EXERCISE — In the listing below, locate the lines that hold the string "Templates". Copy those lines.

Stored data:
▽
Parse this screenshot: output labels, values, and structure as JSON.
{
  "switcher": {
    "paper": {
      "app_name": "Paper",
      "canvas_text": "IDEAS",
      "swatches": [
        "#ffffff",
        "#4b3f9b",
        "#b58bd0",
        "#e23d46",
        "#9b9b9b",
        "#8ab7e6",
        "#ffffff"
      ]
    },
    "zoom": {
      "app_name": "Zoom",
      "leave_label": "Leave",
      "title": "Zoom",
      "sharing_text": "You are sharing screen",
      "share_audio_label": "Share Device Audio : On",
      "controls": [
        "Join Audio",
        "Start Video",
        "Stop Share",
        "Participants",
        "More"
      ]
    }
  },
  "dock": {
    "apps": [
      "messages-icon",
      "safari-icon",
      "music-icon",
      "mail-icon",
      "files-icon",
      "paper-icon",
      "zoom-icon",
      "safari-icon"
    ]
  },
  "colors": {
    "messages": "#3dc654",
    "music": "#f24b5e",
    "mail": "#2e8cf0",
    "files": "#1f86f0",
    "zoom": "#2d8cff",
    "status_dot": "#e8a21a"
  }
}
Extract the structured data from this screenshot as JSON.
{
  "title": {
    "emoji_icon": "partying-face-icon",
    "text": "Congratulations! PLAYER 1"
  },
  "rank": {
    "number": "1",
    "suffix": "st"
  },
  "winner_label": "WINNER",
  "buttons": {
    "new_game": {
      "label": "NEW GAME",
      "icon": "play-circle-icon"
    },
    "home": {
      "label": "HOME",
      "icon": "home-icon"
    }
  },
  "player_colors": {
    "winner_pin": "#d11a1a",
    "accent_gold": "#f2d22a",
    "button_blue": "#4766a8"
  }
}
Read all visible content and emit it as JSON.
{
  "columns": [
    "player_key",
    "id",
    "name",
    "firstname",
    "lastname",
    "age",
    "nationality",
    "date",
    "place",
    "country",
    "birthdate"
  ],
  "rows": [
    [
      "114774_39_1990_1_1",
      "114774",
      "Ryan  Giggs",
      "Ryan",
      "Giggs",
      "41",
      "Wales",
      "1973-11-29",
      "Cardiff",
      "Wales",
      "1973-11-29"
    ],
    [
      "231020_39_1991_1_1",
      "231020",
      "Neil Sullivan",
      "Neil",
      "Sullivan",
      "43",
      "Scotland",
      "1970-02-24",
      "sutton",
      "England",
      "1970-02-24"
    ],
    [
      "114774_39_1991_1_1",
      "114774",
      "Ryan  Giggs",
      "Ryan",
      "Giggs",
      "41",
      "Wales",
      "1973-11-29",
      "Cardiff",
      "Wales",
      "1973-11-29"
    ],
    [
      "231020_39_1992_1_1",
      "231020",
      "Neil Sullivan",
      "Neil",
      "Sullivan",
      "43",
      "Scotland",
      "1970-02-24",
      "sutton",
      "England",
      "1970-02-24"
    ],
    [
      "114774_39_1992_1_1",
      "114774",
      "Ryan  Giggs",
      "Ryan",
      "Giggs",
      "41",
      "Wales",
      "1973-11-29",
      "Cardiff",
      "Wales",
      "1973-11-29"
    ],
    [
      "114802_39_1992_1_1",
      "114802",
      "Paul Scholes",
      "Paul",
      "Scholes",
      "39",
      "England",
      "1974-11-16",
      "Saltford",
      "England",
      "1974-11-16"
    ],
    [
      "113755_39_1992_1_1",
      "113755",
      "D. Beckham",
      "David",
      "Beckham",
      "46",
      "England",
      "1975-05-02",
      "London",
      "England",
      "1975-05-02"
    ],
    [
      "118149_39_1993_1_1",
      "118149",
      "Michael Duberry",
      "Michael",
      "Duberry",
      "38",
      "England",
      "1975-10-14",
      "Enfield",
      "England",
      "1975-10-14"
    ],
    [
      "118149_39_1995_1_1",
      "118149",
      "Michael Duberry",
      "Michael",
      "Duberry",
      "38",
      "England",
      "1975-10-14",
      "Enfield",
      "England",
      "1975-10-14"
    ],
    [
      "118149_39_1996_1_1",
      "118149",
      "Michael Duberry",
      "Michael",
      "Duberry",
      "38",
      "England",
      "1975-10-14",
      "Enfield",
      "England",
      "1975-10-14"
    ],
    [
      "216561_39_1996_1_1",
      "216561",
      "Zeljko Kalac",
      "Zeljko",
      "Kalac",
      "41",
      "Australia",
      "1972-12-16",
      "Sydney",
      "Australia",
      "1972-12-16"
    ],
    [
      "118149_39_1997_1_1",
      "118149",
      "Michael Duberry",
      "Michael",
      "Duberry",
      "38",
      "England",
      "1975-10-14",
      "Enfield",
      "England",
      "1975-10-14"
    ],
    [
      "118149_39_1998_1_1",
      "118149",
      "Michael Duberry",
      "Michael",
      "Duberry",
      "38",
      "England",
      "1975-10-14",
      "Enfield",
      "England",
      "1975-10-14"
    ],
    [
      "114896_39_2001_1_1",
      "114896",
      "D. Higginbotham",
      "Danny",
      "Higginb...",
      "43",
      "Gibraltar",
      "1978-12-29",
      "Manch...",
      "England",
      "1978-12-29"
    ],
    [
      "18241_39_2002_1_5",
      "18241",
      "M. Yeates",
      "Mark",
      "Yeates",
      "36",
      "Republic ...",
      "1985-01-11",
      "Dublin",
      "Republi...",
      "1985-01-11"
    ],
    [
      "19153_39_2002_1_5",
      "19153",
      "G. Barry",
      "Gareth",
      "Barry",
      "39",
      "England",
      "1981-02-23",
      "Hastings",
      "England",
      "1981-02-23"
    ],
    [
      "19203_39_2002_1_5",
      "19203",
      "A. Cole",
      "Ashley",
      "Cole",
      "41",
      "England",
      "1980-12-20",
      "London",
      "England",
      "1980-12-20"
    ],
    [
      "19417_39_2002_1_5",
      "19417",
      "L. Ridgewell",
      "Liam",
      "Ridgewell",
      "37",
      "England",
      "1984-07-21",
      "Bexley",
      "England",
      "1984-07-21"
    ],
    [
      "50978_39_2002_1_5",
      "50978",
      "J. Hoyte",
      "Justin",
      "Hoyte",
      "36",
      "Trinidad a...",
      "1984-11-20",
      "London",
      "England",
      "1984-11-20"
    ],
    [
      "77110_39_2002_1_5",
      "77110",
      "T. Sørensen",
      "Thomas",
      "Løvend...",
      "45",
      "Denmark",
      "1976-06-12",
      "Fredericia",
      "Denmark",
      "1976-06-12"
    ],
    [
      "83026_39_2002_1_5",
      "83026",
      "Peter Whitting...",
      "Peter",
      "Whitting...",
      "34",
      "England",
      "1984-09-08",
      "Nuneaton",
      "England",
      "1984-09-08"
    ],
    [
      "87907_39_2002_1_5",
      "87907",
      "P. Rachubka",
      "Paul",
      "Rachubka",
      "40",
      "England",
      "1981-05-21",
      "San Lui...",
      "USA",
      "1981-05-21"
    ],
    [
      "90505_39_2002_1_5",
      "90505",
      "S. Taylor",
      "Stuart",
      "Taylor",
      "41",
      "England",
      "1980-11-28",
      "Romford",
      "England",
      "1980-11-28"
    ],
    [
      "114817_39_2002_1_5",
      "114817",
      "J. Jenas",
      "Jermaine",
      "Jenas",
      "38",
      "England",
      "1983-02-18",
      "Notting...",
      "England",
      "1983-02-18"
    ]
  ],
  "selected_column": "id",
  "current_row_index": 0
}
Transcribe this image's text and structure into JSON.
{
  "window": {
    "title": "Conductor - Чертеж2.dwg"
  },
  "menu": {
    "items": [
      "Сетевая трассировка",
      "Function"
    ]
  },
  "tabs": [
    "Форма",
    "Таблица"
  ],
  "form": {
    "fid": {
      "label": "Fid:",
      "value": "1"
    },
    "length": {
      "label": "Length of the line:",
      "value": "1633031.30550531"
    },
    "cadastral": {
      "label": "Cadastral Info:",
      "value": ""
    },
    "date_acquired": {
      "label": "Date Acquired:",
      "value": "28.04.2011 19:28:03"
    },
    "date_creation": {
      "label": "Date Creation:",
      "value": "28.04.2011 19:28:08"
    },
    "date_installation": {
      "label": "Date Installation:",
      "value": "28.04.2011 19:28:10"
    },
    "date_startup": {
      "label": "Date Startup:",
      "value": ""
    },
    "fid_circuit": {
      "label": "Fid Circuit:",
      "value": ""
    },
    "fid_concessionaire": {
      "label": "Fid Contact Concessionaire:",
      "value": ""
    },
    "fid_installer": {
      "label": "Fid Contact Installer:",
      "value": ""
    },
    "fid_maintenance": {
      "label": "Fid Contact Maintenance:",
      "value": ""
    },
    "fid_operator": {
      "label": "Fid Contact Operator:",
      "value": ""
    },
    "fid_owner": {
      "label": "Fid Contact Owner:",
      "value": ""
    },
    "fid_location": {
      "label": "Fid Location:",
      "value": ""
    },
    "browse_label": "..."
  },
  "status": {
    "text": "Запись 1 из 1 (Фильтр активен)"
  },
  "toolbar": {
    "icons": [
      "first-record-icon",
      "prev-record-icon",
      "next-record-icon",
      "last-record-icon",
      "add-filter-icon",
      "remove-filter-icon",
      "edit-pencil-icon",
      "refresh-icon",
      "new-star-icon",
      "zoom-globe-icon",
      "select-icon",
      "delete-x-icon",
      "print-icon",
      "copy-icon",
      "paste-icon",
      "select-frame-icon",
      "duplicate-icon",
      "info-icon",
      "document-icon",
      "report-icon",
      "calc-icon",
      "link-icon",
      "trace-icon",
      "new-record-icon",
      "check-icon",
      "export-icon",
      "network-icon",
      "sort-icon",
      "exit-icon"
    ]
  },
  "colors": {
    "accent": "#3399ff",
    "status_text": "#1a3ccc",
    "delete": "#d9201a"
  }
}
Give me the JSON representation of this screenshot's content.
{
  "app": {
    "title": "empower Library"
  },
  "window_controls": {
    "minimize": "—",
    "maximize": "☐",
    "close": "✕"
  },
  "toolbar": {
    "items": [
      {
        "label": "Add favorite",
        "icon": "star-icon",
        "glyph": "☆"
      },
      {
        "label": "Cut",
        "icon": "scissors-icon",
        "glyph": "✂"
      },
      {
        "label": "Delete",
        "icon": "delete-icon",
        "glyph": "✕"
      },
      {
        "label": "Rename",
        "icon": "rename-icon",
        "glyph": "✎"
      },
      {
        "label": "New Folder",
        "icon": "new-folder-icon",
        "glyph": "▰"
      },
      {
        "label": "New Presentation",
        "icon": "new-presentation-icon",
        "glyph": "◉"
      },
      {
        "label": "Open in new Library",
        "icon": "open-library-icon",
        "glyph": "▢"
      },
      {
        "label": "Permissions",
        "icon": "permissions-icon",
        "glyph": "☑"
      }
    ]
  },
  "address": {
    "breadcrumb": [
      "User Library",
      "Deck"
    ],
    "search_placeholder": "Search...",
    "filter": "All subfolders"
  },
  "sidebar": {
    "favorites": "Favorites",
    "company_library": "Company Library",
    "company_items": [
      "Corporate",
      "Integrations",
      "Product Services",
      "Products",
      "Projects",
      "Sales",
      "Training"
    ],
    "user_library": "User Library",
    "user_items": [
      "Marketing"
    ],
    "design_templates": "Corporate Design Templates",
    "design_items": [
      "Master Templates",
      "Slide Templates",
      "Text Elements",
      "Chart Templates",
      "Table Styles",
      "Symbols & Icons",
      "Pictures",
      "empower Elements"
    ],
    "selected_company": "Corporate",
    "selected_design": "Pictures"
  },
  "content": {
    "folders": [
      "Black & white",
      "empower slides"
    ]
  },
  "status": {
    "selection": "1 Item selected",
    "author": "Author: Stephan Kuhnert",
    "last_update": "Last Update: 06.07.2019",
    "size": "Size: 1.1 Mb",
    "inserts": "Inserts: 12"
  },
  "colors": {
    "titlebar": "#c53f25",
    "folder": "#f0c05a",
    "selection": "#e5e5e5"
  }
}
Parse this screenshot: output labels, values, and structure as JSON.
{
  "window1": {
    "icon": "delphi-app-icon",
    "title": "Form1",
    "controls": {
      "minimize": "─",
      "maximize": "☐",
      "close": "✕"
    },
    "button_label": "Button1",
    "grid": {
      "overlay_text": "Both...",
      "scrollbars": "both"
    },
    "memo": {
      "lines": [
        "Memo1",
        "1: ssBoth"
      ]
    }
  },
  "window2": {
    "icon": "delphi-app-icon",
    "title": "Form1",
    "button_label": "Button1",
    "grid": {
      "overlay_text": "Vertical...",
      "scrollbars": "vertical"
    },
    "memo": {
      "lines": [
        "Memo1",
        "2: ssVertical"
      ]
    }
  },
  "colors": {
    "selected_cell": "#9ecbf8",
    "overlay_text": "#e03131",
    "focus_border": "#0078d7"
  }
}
△
REPLY —
    "design_templates": "Corporate Design Templates",
      "Master Templates",
      "Slide Templates",
      "Chart Templates",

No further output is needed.